:: Data section ::
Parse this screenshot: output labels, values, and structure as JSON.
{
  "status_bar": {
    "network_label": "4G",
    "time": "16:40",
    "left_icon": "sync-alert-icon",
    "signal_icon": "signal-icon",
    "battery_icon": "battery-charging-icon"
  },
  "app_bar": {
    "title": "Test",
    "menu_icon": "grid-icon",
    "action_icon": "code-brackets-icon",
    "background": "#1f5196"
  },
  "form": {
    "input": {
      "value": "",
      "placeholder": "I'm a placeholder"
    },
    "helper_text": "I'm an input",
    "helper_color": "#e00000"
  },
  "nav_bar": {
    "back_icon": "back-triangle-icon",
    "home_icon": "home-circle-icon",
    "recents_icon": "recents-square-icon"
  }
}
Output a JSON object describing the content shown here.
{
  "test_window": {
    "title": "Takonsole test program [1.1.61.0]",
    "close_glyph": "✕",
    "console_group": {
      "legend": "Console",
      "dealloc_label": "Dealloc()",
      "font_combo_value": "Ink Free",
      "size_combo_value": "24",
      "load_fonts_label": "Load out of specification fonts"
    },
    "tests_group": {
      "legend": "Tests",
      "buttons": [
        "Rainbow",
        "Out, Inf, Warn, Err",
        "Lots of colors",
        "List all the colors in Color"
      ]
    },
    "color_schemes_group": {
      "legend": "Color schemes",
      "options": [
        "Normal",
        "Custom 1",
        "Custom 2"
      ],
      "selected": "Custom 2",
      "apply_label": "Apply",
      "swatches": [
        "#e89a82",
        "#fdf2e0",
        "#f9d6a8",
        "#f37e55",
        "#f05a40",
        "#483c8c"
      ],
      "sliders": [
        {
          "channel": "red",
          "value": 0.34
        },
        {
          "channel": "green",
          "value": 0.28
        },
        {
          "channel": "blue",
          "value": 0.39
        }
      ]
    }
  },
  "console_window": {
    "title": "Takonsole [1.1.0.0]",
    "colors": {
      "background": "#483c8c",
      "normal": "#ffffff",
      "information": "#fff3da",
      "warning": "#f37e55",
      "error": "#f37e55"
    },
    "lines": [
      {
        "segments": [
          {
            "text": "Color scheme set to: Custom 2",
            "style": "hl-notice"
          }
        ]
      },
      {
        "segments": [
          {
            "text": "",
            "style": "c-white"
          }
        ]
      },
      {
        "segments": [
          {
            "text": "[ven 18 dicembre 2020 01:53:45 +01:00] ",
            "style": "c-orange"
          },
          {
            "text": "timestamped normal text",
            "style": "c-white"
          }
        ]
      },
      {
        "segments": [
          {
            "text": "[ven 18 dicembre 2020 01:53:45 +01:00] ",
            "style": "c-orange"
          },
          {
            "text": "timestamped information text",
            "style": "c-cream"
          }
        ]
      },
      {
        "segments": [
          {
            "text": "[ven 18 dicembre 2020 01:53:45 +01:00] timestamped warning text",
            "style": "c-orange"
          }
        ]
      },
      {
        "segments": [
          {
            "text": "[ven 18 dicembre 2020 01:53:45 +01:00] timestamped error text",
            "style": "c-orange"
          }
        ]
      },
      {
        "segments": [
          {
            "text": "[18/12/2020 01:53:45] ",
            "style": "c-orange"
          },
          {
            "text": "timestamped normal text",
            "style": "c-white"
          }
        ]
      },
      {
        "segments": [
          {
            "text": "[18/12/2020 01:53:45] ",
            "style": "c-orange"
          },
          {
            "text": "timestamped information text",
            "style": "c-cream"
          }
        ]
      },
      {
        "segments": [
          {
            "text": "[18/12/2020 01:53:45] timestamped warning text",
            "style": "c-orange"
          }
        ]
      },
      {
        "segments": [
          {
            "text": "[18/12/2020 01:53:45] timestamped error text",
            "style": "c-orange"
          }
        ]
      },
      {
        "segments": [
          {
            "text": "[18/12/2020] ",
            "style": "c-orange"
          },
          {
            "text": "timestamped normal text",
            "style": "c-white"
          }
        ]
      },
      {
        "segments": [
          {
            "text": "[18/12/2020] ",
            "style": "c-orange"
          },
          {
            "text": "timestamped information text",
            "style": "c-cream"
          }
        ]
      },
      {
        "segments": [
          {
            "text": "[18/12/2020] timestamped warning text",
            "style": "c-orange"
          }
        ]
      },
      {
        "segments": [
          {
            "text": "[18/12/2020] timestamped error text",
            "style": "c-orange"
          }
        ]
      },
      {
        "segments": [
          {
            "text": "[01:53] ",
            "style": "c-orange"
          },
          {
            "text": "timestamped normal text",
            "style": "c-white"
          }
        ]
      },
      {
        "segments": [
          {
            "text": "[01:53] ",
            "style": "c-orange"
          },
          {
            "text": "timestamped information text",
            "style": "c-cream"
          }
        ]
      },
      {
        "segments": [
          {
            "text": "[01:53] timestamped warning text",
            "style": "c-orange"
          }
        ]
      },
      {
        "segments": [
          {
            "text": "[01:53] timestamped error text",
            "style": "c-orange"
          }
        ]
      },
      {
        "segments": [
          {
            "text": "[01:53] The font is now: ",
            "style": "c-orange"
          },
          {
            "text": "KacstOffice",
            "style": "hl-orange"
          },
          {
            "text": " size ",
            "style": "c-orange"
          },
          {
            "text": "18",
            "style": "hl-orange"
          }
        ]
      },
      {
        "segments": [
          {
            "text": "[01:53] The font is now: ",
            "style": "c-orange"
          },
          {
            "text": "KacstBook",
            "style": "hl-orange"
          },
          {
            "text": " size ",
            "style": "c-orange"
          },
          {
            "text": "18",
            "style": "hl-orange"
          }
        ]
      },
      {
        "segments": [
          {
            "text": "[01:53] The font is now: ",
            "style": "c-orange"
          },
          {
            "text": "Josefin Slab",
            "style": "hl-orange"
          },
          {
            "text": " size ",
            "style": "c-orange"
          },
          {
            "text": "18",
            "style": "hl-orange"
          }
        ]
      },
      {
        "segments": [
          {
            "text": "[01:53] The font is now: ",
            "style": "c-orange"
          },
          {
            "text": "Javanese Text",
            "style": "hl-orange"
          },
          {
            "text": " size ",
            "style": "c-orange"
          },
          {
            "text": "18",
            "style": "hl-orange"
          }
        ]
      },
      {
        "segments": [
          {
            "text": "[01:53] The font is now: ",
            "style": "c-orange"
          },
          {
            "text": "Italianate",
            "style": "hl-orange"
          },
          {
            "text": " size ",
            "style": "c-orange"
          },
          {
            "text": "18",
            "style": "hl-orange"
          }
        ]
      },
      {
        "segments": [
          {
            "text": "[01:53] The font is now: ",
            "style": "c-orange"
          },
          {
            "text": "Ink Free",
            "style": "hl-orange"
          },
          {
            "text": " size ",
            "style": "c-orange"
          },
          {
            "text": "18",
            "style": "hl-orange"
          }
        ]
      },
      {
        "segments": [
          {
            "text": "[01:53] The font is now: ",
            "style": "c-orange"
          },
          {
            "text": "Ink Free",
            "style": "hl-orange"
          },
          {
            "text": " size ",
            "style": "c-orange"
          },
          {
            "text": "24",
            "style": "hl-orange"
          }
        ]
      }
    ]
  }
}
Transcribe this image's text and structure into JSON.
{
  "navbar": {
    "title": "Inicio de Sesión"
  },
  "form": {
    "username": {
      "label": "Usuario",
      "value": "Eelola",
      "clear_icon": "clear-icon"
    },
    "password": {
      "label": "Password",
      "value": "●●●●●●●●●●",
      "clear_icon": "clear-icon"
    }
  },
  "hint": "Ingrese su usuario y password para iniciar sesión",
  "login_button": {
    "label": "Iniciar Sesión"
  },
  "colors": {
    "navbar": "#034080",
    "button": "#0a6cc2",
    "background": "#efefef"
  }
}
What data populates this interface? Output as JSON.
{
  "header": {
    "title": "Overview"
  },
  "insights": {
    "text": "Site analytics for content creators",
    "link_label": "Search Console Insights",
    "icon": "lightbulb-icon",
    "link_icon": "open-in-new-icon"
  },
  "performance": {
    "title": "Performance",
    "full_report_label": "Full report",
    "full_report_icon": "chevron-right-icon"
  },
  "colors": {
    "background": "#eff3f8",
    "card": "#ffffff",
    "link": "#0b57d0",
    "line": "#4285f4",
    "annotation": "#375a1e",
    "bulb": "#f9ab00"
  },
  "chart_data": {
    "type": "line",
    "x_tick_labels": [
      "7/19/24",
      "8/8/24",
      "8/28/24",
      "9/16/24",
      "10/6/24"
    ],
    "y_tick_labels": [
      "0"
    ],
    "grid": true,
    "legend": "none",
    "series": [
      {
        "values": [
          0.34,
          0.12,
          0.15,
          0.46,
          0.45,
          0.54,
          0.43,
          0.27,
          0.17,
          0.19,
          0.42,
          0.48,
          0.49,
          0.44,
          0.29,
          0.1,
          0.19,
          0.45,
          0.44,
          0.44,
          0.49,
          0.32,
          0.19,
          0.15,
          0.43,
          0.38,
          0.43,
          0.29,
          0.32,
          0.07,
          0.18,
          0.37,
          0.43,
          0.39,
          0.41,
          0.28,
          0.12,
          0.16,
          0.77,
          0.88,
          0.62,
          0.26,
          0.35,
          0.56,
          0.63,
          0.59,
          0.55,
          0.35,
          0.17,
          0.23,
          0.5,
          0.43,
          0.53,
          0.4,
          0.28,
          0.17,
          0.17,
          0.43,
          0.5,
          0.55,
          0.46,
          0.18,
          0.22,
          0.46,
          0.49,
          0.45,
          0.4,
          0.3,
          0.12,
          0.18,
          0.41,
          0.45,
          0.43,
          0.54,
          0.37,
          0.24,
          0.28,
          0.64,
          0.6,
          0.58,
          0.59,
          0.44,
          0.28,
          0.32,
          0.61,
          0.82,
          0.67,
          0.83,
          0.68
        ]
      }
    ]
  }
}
:::
*Short problem*.
Looking at the entries above, state how many lines contain "dicembre"; give the number alone.

*Written answer*.
4